══ Data supplied ══
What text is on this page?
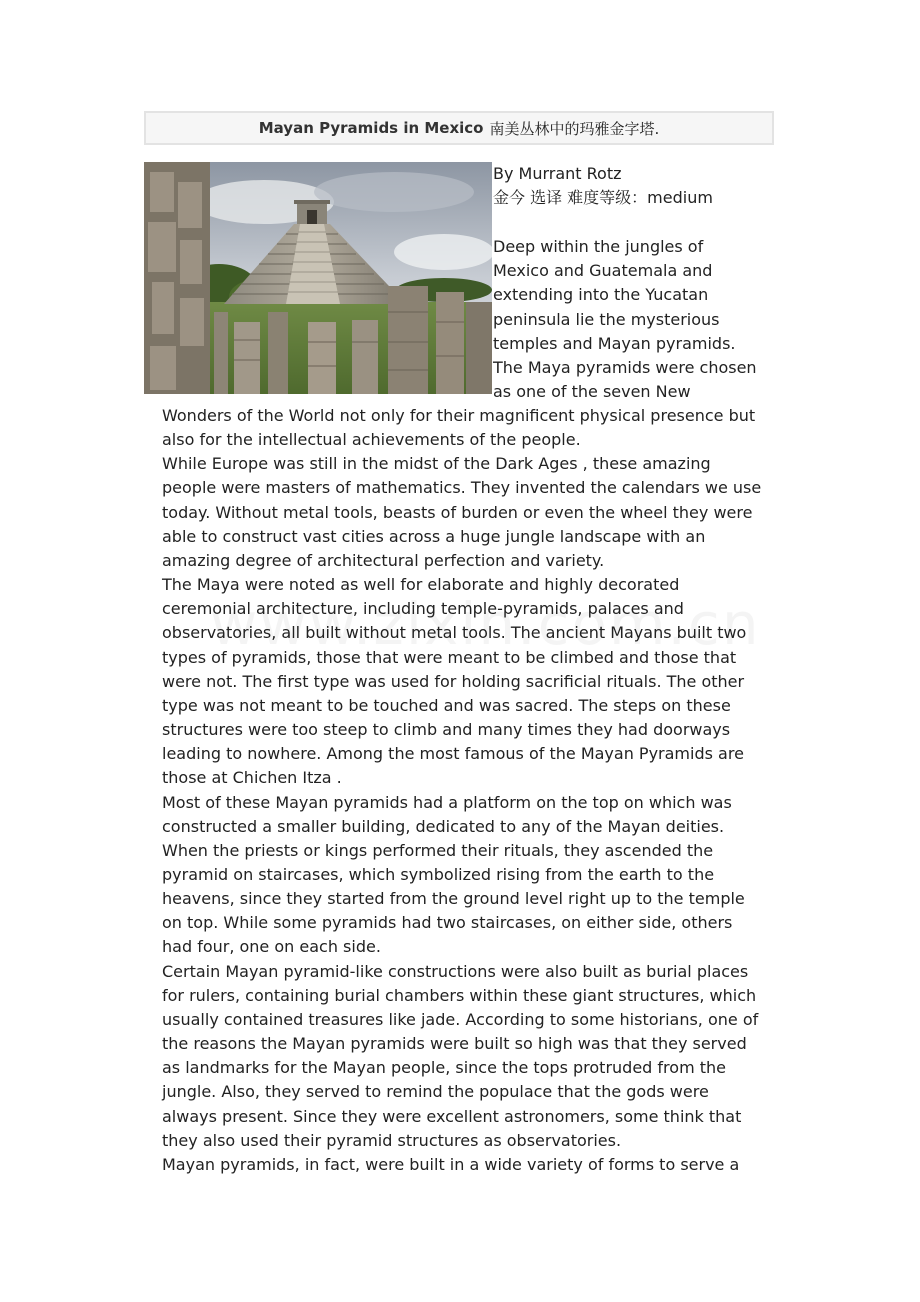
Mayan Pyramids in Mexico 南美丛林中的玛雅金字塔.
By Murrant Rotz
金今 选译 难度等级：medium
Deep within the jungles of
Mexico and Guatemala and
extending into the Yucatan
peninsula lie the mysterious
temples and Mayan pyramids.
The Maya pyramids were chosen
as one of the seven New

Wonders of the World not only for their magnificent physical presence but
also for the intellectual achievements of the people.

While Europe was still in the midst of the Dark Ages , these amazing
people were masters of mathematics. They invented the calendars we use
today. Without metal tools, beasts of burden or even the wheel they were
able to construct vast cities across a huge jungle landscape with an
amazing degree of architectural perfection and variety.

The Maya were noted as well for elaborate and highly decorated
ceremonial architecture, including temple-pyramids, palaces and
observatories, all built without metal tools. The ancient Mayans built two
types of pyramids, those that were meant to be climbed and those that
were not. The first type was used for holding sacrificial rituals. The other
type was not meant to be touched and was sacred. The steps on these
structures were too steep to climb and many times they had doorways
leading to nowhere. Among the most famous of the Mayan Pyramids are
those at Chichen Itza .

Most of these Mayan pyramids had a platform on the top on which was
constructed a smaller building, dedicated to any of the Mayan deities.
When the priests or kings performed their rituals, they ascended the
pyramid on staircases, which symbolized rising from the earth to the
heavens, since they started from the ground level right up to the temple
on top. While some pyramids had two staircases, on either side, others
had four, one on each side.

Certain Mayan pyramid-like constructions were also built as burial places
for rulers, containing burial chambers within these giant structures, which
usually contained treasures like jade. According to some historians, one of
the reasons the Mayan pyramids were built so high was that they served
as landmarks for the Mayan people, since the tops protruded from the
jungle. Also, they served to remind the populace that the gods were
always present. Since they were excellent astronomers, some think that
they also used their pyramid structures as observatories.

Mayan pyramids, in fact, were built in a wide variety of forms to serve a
═══
══ Data supplied ══
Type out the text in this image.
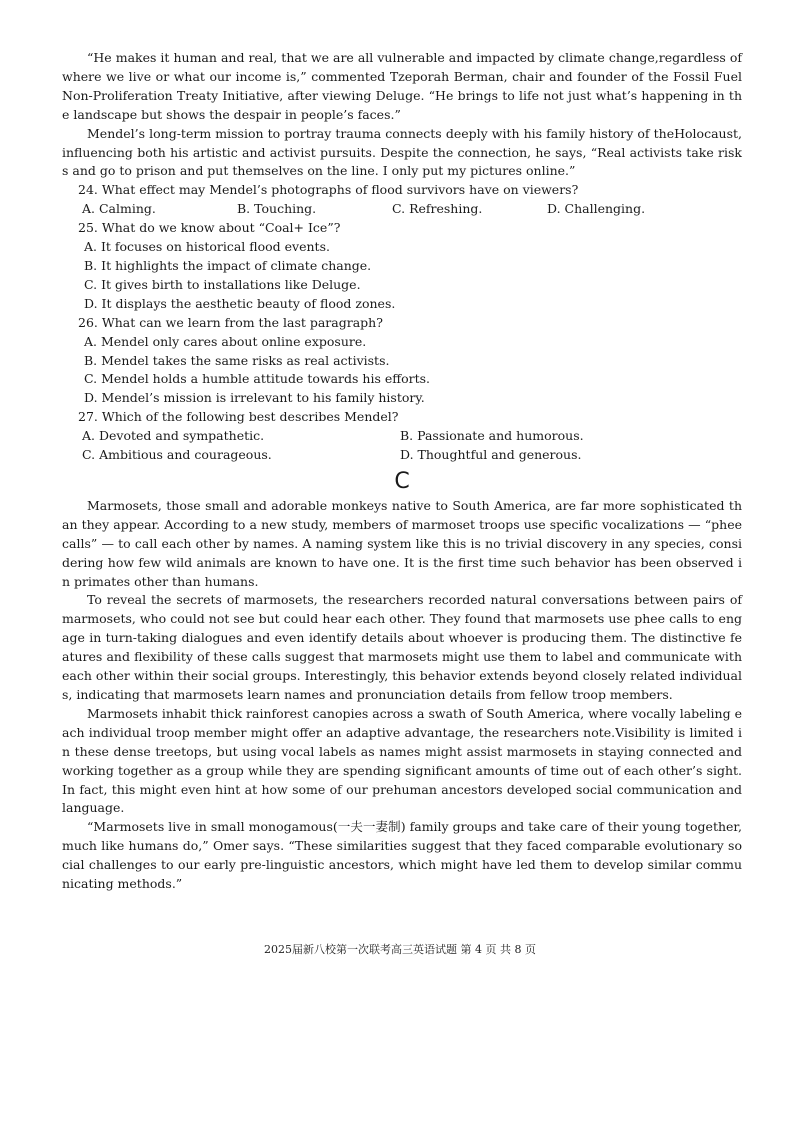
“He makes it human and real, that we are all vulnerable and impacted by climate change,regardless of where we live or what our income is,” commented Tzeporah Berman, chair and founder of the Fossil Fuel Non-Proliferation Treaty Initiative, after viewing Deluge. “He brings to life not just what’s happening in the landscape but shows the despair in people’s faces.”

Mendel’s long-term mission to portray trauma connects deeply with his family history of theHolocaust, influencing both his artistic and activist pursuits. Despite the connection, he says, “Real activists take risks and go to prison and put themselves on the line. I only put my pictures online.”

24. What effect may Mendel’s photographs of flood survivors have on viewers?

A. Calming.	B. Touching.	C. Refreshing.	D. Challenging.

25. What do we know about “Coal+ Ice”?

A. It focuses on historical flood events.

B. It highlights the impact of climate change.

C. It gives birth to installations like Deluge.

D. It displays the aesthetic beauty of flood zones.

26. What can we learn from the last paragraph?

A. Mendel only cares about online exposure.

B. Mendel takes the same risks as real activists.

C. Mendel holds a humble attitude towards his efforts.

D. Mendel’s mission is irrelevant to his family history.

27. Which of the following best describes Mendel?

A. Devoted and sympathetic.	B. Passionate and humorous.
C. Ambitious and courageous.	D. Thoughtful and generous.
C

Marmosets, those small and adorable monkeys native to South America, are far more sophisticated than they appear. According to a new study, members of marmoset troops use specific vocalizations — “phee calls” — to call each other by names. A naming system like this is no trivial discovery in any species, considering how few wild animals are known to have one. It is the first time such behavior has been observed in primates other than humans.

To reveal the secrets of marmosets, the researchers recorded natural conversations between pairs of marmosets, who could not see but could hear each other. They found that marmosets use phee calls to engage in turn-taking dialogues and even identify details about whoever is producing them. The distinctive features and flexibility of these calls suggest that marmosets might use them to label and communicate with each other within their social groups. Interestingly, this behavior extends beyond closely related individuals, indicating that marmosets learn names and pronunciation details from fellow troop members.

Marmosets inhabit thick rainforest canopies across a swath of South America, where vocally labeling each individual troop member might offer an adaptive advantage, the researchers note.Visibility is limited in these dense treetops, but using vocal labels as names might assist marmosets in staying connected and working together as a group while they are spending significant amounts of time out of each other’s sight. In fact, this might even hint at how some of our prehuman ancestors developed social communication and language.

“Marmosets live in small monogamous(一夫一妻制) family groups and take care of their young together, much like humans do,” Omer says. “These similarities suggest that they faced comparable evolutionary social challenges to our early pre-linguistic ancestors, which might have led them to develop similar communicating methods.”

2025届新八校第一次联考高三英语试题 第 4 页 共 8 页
═══
══ Data supplied ══
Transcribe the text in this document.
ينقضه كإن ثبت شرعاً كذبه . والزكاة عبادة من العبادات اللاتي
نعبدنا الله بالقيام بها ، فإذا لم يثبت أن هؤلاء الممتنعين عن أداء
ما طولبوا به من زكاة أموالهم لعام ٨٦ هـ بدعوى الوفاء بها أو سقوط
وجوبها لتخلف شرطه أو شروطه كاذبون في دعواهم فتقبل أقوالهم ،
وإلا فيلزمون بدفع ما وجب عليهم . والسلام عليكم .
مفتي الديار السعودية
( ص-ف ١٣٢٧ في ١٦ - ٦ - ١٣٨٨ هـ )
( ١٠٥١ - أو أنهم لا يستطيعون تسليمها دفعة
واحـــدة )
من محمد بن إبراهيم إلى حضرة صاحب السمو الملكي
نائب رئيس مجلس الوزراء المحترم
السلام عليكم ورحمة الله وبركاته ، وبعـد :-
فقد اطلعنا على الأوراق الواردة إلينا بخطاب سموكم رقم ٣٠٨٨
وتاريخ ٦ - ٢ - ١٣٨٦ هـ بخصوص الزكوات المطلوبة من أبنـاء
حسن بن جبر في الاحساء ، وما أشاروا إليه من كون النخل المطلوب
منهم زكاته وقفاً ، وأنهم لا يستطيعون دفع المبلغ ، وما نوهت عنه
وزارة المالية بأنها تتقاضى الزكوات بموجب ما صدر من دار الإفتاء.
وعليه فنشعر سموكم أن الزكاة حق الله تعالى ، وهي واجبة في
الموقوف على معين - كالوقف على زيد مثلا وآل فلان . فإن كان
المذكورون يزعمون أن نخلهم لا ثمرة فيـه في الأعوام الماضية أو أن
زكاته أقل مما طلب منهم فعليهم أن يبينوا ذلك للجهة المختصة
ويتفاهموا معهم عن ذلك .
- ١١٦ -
═══
What you will do. Say how many lines have the string "سموكم" in them, offering no words beyond the number.

Reply. 2